Produce a verbatim copy of the entries listed below.

··········

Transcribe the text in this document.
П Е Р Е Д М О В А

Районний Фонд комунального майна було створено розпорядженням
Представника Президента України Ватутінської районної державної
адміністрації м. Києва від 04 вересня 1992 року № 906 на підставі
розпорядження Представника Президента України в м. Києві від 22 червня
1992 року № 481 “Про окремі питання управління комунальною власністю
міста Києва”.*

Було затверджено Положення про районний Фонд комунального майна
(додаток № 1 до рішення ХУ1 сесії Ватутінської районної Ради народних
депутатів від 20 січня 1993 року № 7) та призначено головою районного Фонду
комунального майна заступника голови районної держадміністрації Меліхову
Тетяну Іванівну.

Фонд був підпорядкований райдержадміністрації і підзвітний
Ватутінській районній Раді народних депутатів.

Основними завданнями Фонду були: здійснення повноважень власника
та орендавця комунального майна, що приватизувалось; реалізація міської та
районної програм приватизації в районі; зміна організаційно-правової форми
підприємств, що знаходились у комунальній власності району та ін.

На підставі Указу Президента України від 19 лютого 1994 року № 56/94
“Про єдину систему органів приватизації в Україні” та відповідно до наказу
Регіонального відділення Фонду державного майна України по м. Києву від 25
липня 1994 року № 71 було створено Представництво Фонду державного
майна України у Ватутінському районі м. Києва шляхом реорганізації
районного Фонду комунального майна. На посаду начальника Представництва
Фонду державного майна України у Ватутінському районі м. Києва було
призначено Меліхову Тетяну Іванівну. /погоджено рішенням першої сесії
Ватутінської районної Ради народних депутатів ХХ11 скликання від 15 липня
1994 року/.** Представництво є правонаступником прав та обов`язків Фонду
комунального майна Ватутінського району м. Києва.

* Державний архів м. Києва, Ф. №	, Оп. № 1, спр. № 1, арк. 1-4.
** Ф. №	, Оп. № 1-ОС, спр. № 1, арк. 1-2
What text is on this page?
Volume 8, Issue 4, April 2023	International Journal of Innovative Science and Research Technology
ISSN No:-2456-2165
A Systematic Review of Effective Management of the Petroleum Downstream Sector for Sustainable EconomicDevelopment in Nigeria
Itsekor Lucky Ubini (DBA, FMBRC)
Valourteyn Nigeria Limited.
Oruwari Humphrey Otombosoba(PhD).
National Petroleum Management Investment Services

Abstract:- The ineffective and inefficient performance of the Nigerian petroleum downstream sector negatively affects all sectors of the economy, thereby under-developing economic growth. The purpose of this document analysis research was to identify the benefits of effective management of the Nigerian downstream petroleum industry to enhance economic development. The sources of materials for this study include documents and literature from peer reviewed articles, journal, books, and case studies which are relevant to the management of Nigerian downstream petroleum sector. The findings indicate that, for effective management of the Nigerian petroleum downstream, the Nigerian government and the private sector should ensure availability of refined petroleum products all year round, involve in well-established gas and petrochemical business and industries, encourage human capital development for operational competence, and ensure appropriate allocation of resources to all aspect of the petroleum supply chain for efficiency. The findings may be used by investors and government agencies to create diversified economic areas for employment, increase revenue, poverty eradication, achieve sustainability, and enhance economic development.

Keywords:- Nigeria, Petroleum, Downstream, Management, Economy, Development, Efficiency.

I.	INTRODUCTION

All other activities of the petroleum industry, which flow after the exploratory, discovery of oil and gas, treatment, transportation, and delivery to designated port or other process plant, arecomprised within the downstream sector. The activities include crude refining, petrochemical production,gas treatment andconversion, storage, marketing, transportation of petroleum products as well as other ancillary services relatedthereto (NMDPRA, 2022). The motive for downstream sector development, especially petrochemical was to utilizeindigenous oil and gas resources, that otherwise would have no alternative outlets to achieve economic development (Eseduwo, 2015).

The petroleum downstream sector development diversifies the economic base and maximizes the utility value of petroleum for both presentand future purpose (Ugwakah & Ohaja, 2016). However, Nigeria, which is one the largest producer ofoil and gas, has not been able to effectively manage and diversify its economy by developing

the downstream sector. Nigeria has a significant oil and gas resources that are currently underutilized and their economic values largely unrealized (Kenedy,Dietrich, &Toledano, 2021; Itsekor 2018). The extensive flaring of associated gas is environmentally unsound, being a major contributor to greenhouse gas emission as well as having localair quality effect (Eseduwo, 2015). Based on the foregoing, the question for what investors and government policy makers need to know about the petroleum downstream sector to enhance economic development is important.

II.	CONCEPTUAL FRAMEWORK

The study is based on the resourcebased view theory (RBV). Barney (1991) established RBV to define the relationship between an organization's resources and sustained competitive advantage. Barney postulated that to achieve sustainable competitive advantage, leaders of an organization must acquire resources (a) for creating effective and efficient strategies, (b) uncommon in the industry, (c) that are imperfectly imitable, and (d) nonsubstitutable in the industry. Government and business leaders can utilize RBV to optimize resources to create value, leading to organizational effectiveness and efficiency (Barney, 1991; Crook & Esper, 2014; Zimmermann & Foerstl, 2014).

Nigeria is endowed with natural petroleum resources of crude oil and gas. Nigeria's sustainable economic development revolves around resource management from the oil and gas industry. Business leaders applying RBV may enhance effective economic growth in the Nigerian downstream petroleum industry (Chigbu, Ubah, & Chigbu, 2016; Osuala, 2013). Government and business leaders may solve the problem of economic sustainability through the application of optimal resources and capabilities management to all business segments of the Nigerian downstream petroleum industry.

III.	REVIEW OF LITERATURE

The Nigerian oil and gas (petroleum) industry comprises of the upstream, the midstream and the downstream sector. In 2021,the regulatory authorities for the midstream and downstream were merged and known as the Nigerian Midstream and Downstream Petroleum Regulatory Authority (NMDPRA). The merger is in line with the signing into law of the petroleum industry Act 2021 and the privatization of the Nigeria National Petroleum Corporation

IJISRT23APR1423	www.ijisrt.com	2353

··········

**THE ANSWER:**
Transcribe the text in this document.
П Е Р Е Д М О В А

Районний Фонд комунального майна було створено розпорядженням
Представника Президента України Ватутінської районної державної
адміністрації м. Києва від 04 вересня 1992 року № 906 на підставі
розпорядження Представника Президента України в м. Києві від 22 червня
1992 року № 481 “Про окремі питання управління комунальною власністю
міста Києва”.*

Було затверджено Положення про районний Фонд комунального майна
(додаток № 1 до рішення ХУ1 сесії Ватутінської районної Ради народних
депутатів від 20 січня 1993 року № 7) та призначено головою районного Фонду
комунального майна заступника голови районної держадміністрації Меліхову
Тетяну Іванівну.

Фонд був підпорядкований райдержадміністрації і підзвітний
Ватутінській районній Раді народних депутатів.

Основними завданнями Фонду були: здійснення повноважень власника
та орендавця комунального майна, що приватизувалось; реалізація міської та
районної програм приватизації в районі; зміна організаційно-правової форми
підприємств, що знаходились у комунальній власності району та ін.

На підставі Указу Президента України від 19 лютого 1994 року № 56/94
“Про єдину систему органів приватизації в Україні” та відповідно до наказу
Регіонального відділення Фонду державного майна України по м. Києву від 25
липня 1994 року № 71 було створено Представництво Фонду державного
майна України у Ватутінському районі м. Києва шляхом реорганізації
районного Фонду комунального майна. На посаду начальника Представництва
Фонду державного майна України у Ватутінському районі м. Києва було
призначено Меліхову Тетяну Іванівну. /погоджено рішенням першої сесії
Ватутінської районної Ради народних депутатів ХХ11 скликання від 15 липня
1994 року/.** Представництво є правонаступником прав та обов`язків Фонду
комунального майна Ватутінського району м. Києва.

* Державний архів м. Києва, Ф. №	, Оп. № 1, спр. № 1, арк. 1-4.
** Ф. №	, Оп. № 1-ОС, спр. № 1, арк. 1-2
What text is on this page?
Volume 8, Issue 4, April 2023	International Journal of Innovative Science and Research Technology
ISSN No:-2456-2165
A Systematic Review of Effective Management of the Petroleum Downstream Sector for Sustainable EconomicDevelopment in Nigeria
Itsekor Lucky Ubini (DBA, FMBRC)
Valourteyn Nigeria Limited.
Oruwari Humphrey Otombosoba(PhD).
National Petroleum Management Investment Services

Abstract:- The ineffective and inefficient performance of the Nigerian petroleum downstream sector negatively affects all sectors of the economy, thereby under-developing economic growth. The purpose of this document analysis research was to identify the benefits of effective management of the Nigerian downstream petroleum industry to enhance economic development. The sources of materials for this study include documents and literature from peer reviewed articles, journal, books, and case studies which are relevant to the management of Nigerian downstream petroleum sector. The findings indicate that, for effective management of the Nigerian petroleum downstream, the Nigerian government and the private sector should ensure availability of refined petroleum products all year round, involve in well-established gas and petrochemical business and industries, encourage human capital development for operational competence, and ensure appropriate allocation of resources to all aspect of the petroleum supply chain for efficiency. The findings may be used by investors and government agencies to create diversified economic areas for employment, increase revenue, poverty eradication, achieve sustainability, and enhance economic development.

Keywords:- Nigeria, Petroleum, Downstream, Management, Economy, Development, Efficiency.

I.	INTRODUCTION

All other activities of the petroleum industry, which flow after the exploratory, discovery of oil and gas, treatment, transportation, and delivery to designated port or other process plant, arecomprised within the downstream sector. The activities include crude refining, petrochemical production,gas treatment andconversion, storage, marketing, transportation of petroleum products as well as other ancillary services relatedthereto (NMDPRA, 2022). The motive for downstream sector development, especially petrochemical was to utilizeindigenous oil and gas resources, that otherwise would have no alternative outlets to achieve economic development (Eseduwo, 2015).

The petroleum downstream sector development diversifies the economic base and maximizes the utility value of petroleum for both presentand future purpose (Ugwakah & Ohaja, 2016). However, Nigeria, which is one the largest producer ofoil and gas, has not been able to effectively manage and diversify its economy by developing

the downstream sector. Nigeria has a significant oil and gas resources that are currently underutilized and their economic values largely unrealized (Kenedy,Dietrich, &Toledano, 2021; Itsekor 2018). The extensive flaring of associated gas is environmentally unsound, being a major contributor to greenhouse gas emission as well as having localair quality effect (Eseduwo, 2015). Based on the foregoing, the question for what investors and government policy makers need to know about the petroleum downstream sector to enhance economic development is important.

II.	CONCEPTUAL FRAMEWORK

The study is based on the resourcebased view theory (RBV). Barney (1991) established RBV to define the relationship between an organization's resources and sustained competitive advantage. Barney postulated that to achieve sustainable competitive advantage, leaders of an organization must acquire resources (a) for creating effective and efficient strategies, (b) uncommon in the industry, (c) that are imperfectly imitable, and (d) nonsubstitutable in the industry. Government and business leaders can utilize RBV to optimize resources to create value, leading to organizational effectiveness and efficiency (Barney, 1991; Crook & Esper, 2014; Zimmermann & Foerstl, 2014).

Nigeria is endowed with natural petroleum resources of crude oil and gas. Nigeria's sustainable economic development revolves around resource management from the oil and gas industry. Business leaders applying RBV may enhance effective economic growth in the Nigerian downstream petroleum industry (Chigbu, Ubah, & Chigbu, 2016; Osuala, 2013). Government and business leaders may solve the problem of economic sustainability through the application of optimal resources and capabilities management to all business segments of the Nigerian downstream petroleum industry.

III.	REVIEW OF LITERATURE

The Nigerian oil and gas (petroleum) industry comprises of the upstream, the midstream and the downstream sector. In 2021,the regulatory authorities for the midstream and downstream were merged and known as the Nigerian Midstream and Downstream Petroleum Regulatory Authority (NMDPRA). The merger is in line with the signing into law of the petroleum industry Act 2021 and the privatization of the Nigeria National Petroleum Corporation

IJISRT23APR1423	www.ijisrt.com	2353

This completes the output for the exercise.